# start of Data shown
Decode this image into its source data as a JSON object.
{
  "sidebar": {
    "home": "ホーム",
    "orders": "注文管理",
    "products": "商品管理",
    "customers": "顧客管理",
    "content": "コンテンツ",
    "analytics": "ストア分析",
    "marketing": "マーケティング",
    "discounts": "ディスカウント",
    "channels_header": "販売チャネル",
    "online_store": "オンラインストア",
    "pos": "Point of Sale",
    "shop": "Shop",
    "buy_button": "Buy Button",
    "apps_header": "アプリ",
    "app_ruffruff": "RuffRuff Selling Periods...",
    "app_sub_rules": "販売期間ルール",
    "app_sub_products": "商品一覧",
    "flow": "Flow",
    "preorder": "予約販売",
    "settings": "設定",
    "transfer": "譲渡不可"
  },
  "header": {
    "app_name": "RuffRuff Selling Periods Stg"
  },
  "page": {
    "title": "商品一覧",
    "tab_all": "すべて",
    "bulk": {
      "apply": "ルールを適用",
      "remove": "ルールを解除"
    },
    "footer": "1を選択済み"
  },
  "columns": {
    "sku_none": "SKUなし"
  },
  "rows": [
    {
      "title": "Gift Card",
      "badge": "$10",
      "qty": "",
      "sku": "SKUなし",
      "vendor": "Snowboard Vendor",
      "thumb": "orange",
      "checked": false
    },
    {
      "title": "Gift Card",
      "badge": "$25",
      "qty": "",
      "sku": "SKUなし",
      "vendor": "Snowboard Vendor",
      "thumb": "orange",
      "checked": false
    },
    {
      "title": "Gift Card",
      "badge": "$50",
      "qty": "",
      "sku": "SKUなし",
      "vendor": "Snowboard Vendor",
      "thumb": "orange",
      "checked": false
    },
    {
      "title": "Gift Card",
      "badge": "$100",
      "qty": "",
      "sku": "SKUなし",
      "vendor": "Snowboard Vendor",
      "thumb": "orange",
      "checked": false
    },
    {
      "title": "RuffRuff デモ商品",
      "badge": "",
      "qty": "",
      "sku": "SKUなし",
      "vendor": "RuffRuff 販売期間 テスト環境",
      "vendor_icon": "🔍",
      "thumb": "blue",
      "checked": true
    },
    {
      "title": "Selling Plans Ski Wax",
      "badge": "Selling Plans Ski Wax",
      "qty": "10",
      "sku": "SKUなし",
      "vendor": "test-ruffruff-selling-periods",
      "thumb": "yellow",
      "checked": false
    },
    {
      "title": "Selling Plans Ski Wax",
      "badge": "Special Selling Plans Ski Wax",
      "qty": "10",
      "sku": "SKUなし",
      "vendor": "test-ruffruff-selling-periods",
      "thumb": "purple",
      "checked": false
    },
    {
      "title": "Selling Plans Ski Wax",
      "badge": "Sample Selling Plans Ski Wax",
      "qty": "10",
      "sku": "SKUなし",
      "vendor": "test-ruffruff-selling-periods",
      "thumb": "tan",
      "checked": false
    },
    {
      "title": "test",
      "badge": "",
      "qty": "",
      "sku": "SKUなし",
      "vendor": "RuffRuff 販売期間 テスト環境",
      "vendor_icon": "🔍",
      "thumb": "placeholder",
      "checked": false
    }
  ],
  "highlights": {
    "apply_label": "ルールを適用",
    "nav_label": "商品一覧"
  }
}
# end of Data shown
■ Given task
Word for word, extract all the records.

■ Correct result
Decode this image into its source data as a JSON object.
{
  "sidebar": {
    "home": "ホーム",
    "orders": "注文管理",
    "products": "商品管理",
    "customers": "顧客管理",
    "content": "コンテンツ",
    "analytics": "ストア分析",
    "marketing": "マーケティング",
    "discounts": "ディスカウント",
    "channels_header": "販売チャネル",
    "online_store": "オンラインストア",
    "pos": "Point of Sale",
    "shop": "Shop",
    "buy_button": "Buy Button",
    "apps_header": "アプリ",
    "app_ruffruff": "RuffRuff Selling Periods...",
    "app_sub_rules": "販売期間ルール",
    "app_sub_products": "商品一覧",
    "flow": "Flow",
    "preorder": "予約販売",
    "settings": "設定",
    "transfer": "譲渡不可"
  },
  "header": {
    "app_name": "RuffRuff Selling Periods Stg"
  },
  "page": {
    "title": "商品一覧",
    "tab_all": "すべて",
    "bulk": {
      "apply": "ルールを適用",
      "remove": "ルールを解除"
    },
    "footer": "1を選択済み"
  },
  "columns": {
    "sku_none": "SKUなし"
  },
  "rows": [
    {
      "title": "Gift Card",
      "badge": "$10",
      "qty": "",
      "sku": "SKUなし",
      "vendor": "Snowboard Vendor",
      "thumb": "orange",
      "checked": false
    },
    {
      "title": "Gift Card",
      "badge": "$25",
      "qty": "",
      "sku": "SKUなし",
      "vendor": "Snowboard Vendor",
      "thumb": "orange",
      "checked": false
    },
    {
      "title": "Gift Card",
      "badge": "$50",
      "qty": "",
      "sku": "SKUなし",
      "vendor": "Snowboard Vendor",
      "thumb": "orange",
      "checked": false
    },
    {
      "title": "Gift Card",
      "badge": "$100",
      "qty": "",
      "sku": "SKUなし",
      "vendor": "Snowboard Vendor",
      "thumb": "orange",
      "checked": false
    },
    {
      "title": "RuffRuff デモ商品",
      "badge": "",
      "qty": "",
      "sku": "SKUなし",
      "vendor": "RuffRuff 販売期間 テスト環境",
      "vendor_icon": "🔍",
      "thumb": "blue",
      "checked": true
    },
    {
      "title": "Selling Plans Ski Wax",
      "badge": "Selling Plans Ski Wax",
      "qty": "10",
      "sku": "SKUなし",
      "vendor": "test-ruffruff-selling-periods",
      "thumb": "yellow",
      "checked": false
    },
    {
      "title": "Selling Plans Ski Wax",
      "badge": "Special Selling Plans Ski Wax",
      "qty": "10",
      "sku": "SKUなし",
      "vendor": "test-ruffruff-selling-periods",
      "thumb": "purple",
      "checked": false
    },
    {
      "title": "Selling Plans Ski Wax",
      "badge": "Sample Selling Plans Ski Wax",
      "qty": "10",
      "sku": "SKUなし",
      "vendor": "test-ruffruff-selling-periods",
      "thumb": "tan",
      "checked": false
    },
    {
      "title": "test",
      "badge": "",
      "qty": "",
      "sku": "SKUなし",
      "vendor": "RuffRuff 販売期間 テスト環境",
      "vendor_icon": "🔍",
      "thumb": "placeholder",
      "checked": false
    }
  ],
  "highlights": {
    "apply_label": "ルールを適用",
    "nav_label": "商品一覧"
  }
}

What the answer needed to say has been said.